Data shown:
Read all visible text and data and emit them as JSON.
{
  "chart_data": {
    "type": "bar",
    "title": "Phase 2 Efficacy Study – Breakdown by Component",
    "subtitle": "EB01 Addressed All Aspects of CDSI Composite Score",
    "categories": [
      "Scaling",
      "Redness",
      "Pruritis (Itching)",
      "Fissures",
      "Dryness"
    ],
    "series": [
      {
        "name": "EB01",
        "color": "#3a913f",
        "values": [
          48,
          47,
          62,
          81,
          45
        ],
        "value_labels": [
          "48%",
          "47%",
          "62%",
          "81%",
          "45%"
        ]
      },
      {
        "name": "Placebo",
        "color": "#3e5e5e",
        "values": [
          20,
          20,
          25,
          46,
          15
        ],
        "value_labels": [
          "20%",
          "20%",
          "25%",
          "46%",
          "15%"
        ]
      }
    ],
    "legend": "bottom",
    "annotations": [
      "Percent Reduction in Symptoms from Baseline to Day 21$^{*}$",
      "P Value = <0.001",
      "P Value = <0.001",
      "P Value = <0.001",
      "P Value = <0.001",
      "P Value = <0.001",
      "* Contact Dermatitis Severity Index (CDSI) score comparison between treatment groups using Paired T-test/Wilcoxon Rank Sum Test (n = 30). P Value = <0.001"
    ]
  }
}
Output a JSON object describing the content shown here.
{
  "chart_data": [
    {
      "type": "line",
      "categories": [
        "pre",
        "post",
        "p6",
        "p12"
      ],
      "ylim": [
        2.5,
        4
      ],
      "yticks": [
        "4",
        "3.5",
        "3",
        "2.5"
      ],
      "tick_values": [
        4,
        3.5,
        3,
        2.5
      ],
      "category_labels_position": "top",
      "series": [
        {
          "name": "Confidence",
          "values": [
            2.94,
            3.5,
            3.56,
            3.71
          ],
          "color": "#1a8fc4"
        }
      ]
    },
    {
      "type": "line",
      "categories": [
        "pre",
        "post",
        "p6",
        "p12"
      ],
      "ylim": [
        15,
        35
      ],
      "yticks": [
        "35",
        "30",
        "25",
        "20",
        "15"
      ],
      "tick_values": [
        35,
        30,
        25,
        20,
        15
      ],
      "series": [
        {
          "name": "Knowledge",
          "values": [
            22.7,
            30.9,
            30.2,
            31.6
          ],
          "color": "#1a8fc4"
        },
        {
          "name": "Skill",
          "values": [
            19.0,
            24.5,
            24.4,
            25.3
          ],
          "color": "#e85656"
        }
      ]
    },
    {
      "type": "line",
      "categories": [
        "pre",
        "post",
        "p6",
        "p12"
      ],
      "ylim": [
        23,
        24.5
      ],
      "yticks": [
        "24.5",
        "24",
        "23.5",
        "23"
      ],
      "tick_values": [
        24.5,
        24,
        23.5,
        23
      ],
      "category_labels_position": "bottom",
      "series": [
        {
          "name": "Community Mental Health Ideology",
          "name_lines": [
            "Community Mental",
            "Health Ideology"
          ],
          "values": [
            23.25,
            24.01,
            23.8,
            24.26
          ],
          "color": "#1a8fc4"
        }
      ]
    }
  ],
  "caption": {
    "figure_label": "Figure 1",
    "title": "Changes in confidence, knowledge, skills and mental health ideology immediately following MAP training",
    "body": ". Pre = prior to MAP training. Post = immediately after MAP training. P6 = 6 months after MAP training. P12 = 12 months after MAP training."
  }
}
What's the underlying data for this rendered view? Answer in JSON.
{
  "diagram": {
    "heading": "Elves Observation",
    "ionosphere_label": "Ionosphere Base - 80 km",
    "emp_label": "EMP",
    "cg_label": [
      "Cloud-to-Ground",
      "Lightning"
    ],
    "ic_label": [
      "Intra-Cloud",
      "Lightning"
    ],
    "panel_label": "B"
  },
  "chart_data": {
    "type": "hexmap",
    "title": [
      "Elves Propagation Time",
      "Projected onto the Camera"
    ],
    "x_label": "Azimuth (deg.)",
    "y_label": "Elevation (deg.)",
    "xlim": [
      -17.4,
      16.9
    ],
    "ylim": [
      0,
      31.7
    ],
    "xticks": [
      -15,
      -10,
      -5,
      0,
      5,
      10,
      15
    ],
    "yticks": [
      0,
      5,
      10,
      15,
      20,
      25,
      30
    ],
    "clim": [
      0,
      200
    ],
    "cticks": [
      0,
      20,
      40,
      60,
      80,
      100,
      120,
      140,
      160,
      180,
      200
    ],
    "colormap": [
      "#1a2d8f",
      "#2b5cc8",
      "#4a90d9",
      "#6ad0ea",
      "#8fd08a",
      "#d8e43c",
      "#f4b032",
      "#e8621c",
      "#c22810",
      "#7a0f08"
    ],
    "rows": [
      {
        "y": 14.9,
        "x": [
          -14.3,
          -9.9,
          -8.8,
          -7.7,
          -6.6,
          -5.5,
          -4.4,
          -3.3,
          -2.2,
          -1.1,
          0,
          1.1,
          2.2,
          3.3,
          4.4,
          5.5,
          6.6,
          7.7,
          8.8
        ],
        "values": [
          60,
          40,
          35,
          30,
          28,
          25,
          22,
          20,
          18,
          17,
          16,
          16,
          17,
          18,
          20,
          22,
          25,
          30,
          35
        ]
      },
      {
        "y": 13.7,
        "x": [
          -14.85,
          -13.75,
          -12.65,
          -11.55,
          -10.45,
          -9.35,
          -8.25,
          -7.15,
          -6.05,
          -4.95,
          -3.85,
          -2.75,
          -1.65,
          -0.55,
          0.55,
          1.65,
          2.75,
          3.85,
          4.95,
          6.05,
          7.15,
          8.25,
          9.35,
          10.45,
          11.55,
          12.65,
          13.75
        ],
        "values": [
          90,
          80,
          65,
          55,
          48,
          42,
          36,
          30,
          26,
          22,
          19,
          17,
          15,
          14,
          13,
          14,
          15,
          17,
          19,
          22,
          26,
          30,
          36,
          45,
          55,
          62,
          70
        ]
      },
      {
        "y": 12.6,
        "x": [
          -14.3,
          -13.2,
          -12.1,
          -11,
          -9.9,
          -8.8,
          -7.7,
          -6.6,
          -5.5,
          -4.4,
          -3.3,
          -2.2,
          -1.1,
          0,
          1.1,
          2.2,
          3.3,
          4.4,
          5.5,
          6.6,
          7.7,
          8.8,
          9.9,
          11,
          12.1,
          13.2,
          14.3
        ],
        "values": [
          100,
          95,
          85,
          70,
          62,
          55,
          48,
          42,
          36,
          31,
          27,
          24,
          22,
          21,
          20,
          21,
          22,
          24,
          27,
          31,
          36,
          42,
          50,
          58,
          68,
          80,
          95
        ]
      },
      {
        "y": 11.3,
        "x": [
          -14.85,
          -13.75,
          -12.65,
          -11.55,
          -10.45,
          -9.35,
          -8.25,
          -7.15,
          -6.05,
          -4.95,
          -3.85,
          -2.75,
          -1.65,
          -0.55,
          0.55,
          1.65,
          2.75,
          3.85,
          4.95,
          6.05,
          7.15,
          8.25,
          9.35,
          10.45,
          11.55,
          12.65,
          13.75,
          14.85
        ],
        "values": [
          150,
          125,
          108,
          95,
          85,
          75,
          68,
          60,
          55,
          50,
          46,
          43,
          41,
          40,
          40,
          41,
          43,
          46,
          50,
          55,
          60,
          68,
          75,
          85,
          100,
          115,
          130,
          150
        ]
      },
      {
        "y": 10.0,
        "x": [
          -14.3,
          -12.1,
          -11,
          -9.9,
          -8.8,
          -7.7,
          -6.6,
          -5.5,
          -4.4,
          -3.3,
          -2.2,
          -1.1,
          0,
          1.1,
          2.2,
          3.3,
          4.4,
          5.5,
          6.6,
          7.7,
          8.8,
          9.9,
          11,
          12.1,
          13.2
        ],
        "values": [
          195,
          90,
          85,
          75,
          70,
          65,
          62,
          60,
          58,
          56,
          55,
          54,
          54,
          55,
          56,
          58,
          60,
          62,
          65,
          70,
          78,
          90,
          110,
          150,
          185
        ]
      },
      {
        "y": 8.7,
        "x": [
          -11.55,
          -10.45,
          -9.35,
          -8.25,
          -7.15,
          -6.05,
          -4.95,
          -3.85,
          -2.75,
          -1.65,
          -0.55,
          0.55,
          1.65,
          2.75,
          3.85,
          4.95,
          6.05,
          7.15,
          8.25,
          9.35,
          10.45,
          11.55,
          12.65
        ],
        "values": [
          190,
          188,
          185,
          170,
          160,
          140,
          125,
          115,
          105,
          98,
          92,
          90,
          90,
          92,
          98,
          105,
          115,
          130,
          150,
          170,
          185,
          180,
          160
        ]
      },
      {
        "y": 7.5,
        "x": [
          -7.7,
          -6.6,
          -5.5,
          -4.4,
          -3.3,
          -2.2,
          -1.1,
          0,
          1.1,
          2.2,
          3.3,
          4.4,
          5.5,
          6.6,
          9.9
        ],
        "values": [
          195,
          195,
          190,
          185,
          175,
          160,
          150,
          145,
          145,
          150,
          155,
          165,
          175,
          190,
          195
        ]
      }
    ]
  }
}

Task to complete: Filter the entries and copy out every line with the word "CDSI".

In response:
    "subtitle": "EB01 Addressed All Aspects of CDSI Composite Score",
      "* Contact Dermatitis Severity Index (CDSI) score comparison between treatment groups using Paired T-test/Wilcoxon Rank Sum Test (n = 30). P Value = <0.001"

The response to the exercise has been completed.